Short task: Answer with one number: the count of lines in the listing below that hold the word "Tamer".

***** Records supplied *****

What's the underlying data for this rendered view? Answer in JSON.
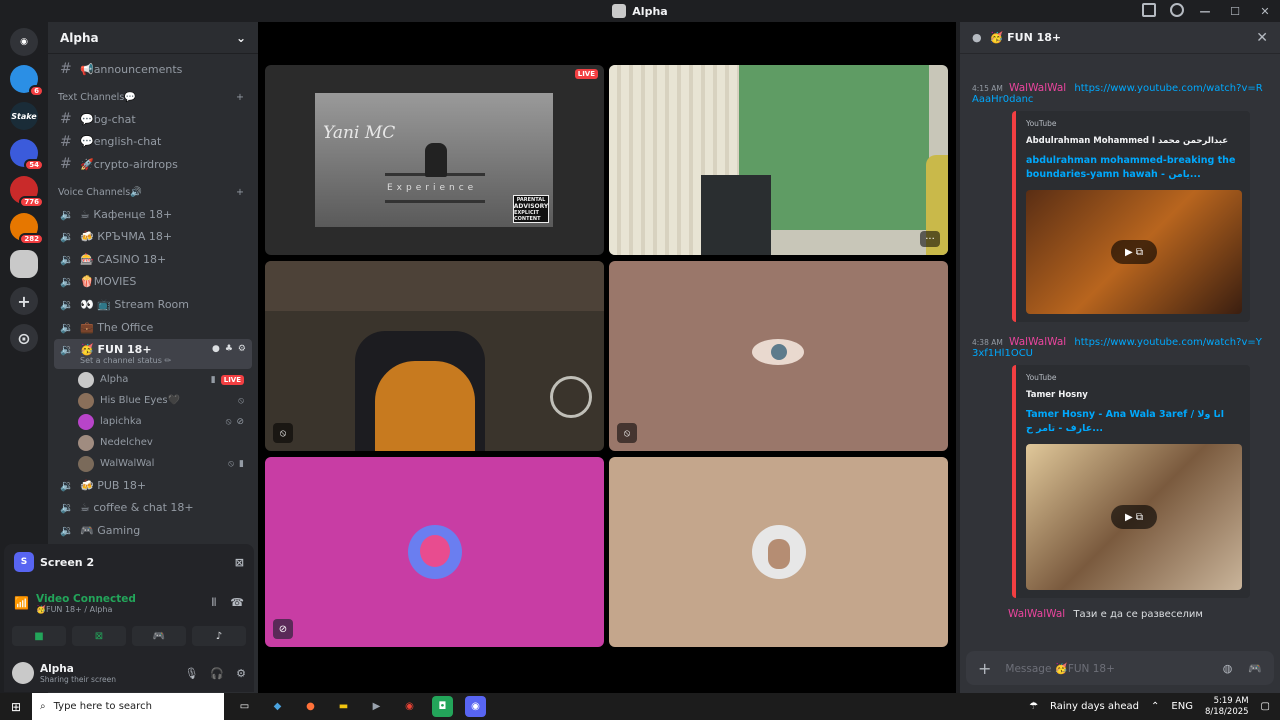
{
  "window": {
    "title": "Alpha"
  },
  "rail": {
    "badges": [
      "6",
      "54",
      "776",
      "282"
    ],
    "stake_label": "Stake"
  },
  "sidebar": {
    "guild_name": "Alpha",
    "announcements": "📢announcements",
    "text_category": "Text Channels💬",
    "text_channels": [
      "💬bg-chat",
      "💬english-chat",
      "🚀crypto-airdrops"
    ],
    "voice_category": "Voice Channels🔊",
    "voice_channels_top": [
      "☕ Кафенце 18+",
      "🍻 КРЪЧМА 18+",
      "🎰 CASINO 18+",
      "🍿MOVIES",
      "👀 📺 Stream Room",
      "💼 The Office"
    ],
    "active_channel": "🥳 FUN 18+",
    "active_status": "Set a channel status ✏",
    "members": [
      {
        "name": "Alpha",
        "live": "LIVE"
      },
      {
        "name": "His Blue Eyes🖤"
      },
      {
        "name": "lapichka"
      },
      {
        "name": "Nedelchev"
      },
      {
        "name": "WalWalWal"
      }
    ],
    "voice_channels_bottom": [
      "🍻 PUB 18+",
      "☕ coffee & chat 18+",
      "🎮 Gaming"
    ]
  },
  "voice_panel": {
    "screen_label": "Screen 2",
    "screen_icon_letter": "S",
    "status": "Video Connected",
    "location": "🥳FUN 18+ / Alpha",
    "user_name": "Alpha",
    "user_status": "Sharing their screen"
  },
  "stage": {
    "live_label": "LIVE",
    "yani_title": "Yani MC",
    "yani_sub": "Experience",
    "advisory_1": "PARENTAL",
    "advisory_2": "ADVISORY",
    "advisory_3": "EXPLICIT CONTENT",
    "more_label": "···"
  },
  "chat": {
    "channel": "🥳 FUN 18+",
    "messages": [
      {
        "time": "4:15 AM",
        "author": "WalWalWal",
        "link": "https://www.youtube.com/watch?v=RAaaHr0danc",
        "embed": {
          "provider": "YouTube",
          "author": "Abdulrahman Mohammed I عبدالرحمن محمد",
          "title": "abdulrahman mohammed-breaking the boundaries-yamn hawah - يامن..."
        }
      },
      {
        "time": "4:38 AM",
        "author": "WalWalWal",
        "link": "https://www.youtube.com/watch?v=Y3xf1Hl1OCU",
        "embed": {
          "provider": "YouTube",
          "author": "Tamer Hosny",
          "title": "Tamer Hosny - Ana Wala 3aref / انا ولا عارف - تامر ح..."
        }
      },
      {
        "author": "WalWalWal",
        "text": "Тази е да се развеселим"
      }
    ],
    "input_placeholder": "Message 🥳FUN 18+"
  },
  "taskbar": {
    "search_placeholder": "Type here to search",
    "weather": "Rainy days ahead",
    "lang": "ENG",
    "time": "5:19 AM",
    "date": "8/18/2025"
  },
  "colors": {
    "accent": "#5865f2",
    "live": "#f23f42",
    "connected": "#23a55a",
    "author": "#eb459e",
    "link": "#00a8fc"
  }
}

*****

Answer: 2